(Items from a data source)
Begin

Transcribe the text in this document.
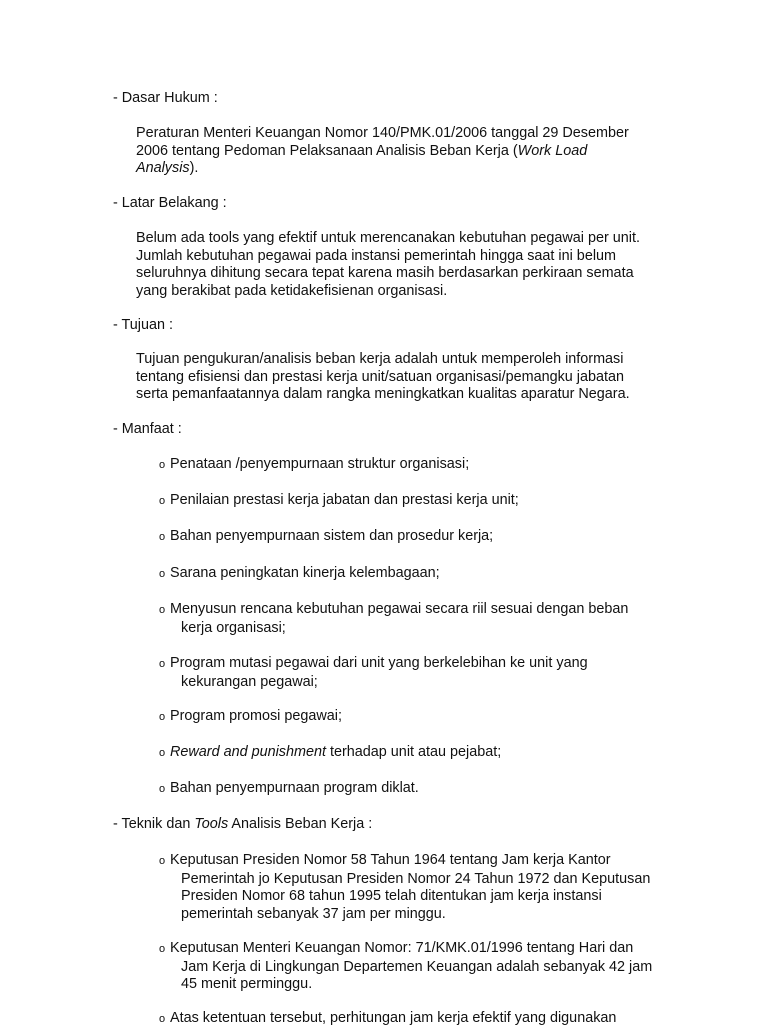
- Dasar Hukum :
Peraturan Menteri Keuangan Nomor 140/PMK.01/2006 tanggal 29 Desember
2006 tentang Pedoman Pelaksanaan Analisis Beban Kerja (Work Load
Analysis).
- Latar Belakang :
Belum ada tools yang efektif untuk merencanakan kebutuhan pegawai per unit.
Jumlah kebutuhan pegawai pada instansi pemerintah hingga saat ini belum
seluruhnya dihitung secara tepat karena masih berdasarkan perkiraan semata
yang berakibat pada ketidakefisienan organisasi.
- Tujuan :
Tujuan pengukuran/analisis beban kerja adalah untuk memperoleh informasi
tentang efisiensi dan prestasi kerja unit/satuan organisasi/pemangku jabatan
serta pemanfaatannya dalam rangka meningkatkan kualitas aparatur Negara.
- Manfaat :
o Penataan /penyempurnaan struktur organisasi;
o Penilaian prestasi kerja jabatan dan prestasi kerja unit;
o Bahan penyempurnaan sistem dan prosedur kerja;
o Sarana peningkatan kinerja kelembagaan;
o Menyusun rencana kebutuhan pegawai secara riil sesuai dengan beban
kerja organisasi;
o Program mutasi pegawai dari unit yang berkelebihan ke unit yang
kekurangan pegawai;
o Program promosi pegawai;
o Reward and punishment terhadap unit atau pejabat;
o Bahan penyempurnaan program diklat.
- Teknik dan Tools Analisis Beban Kerja :
o Keputusan Presiden Nomor 58 Tahun 1964 tentang Jam kerja Kantor
Pemerintah jo Keputusan Presiden Nomor 24 Tahun 1972 dan Keputusan
Presiden Nomor 68 tahun 1995 telah ditentukan jam kerja instansi
pemerintah sebanyak 37 jam per minggu.
o Keputusan Menteri Keuangan Nomor: 71/KMK.01/1996 tentang Hari dan
Jam Kerja di Lingkungan Departemen Keuangan adalah sebanyak 42 jam
45 menit perminggu.
o Atas ketentuan tersebut, perhitungan jam kerja efektif yang digunakan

End

Read the entries and select each line where the word "Keputusan" is found.

o Keputusan Presiden Nomor 58 Tahun 1964 tentang Jam kerja Kantor
Pemerintah jo Keputusan Presiden Nomor 24 Tahun 1972 dan Keputusan
o Keputusan Menteri Keuangan Nomor: 71/KMK.01/1996 tentang Hari dan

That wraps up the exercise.